§ Your instructions:
Report how many lines in the listing below include the word "subtitle". Write nothing besides the number.
---
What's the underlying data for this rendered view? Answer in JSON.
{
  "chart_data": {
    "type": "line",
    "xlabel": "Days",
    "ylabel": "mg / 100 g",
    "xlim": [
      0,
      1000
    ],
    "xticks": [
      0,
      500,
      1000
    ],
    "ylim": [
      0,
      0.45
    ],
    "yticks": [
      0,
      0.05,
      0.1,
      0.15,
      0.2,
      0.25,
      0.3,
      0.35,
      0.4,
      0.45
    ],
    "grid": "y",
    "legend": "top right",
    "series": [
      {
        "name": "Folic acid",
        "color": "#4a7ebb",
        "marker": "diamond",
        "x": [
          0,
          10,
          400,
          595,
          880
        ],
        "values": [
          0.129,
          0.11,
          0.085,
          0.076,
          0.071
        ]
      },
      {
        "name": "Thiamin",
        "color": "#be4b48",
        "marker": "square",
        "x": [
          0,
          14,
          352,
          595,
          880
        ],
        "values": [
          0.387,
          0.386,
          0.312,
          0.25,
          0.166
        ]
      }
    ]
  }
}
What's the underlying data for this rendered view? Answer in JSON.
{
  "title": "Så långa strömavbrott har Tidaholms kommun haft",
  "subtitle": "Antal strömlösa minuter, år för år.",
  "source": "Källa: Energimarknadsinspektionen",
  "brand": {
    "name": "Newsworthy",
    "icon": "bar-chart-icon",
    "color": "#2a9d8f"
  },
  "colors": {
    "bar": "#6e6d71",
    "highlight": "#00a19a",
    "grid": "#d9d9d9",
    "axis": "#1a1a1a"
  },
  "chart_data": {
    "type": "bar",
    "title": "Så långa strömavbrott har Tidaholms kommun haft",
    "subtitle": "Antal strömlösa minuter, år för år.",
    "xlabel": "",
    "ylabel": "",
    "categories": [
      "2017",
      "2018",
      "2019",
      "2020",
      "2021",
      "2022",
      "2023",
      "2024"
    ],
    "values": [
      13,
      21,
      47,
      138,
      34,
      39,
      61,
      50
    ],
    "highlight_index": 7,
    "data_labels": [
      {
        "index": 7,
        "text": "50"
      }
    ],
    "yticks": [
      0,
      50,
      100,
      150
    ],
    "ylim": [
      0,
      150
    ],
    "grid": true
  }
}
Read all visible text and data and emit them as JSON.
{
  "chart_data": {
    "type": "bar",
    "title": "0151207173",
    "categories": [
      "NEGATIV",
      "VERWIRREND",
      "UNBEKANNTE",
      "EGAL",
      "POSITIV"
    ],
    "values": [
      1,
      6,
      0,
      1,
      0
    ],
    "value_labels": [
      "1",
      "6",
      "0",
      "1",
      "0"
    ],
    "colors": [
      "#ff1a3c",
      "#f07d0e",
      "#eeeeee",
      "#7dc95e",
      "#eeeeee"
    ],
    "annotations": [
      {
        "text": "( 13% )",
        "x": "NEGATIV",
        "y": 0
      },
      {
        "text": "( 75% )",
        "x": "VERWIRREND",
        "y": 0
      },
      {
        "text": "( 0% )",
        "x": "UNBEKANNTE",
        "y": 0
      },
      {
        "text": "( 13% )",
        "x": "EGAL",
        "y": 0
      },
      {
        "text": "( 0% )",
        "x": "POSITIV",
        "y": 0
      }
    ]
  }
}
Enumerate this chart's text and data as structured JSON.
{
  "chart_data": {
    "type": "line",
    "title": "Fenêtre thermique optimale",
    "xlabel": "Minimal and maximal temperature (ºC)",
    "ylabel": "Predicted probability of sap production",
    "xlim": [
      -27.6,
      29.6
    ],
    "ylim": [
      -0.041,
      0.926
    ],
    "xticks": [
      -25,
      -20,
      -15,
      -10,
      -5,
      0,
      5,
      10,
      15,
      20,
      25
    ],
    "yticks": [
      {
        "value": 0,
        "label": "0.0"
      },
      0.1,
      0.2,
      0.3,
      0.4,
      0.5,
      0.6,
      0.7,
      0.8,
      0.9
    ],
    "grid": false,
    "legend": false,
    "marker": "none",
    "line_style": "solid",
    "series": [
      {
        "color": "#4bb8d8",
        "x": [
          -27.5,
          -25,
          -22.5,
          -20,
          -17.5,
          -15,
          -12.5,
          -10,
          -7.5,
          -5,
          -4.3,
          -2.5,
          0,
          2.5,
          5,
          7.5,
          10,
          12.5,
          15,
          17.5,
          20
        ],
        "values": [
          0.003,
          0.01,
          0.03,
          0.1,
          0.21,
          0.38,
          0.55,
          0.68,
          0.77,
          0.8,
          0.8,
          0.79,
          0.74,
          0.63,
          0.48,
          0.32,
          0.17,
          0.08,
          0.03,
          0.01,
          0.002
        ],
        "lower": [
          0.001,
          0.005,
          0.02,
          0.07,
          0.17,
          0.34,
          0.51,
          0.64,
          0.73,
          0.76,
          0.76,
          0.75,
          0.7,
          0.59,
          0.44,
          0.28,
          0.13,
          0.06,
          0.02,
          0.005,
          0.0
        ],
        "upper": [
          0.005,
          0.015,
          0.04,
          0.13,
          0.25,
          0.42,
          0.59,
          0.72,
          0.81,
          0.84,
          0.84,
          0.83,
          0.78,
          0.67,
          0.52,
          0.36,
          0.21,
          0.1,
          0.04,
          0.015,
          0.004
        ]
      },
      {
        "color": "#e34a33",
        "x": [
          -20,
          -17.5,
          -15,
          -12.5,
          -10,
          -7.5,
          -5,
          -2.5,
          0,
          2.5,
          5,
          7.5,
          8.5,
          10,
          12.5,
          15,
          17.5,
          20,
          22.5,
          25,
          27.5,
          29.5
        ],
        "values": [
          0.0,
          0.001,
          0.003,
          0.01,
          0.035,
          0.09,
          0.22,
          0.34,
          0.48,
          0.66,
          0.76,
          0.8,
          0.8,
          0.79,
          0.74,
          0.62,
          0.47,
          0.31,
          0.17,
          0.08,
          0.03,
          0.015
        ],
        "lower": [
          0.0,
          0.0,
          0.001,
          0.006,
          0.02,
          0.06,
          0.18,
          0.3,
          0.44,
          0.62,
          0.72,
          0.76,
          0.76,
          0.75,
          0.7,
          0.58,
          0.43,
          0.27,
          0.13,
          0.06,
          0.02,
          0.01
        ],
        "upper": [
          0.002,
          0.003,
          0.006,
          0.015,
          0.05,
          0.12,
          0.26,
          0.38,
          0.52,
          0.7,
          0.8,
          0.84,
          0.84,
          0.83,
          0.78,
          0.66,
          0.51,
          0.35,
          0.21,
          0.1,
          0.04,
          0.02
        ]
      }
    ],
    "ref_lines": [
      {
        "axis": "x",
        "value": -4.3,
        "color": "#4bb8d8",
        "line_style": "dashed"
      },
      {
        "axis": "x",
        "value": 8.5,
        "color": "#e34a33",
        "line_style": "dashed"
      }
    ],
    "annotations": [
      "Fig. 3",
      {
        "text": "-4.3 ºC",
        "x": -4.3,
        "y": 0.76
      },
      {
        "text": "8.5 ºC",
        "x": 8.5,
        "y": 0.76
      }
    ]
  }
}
---
§ Solution to the problem:
2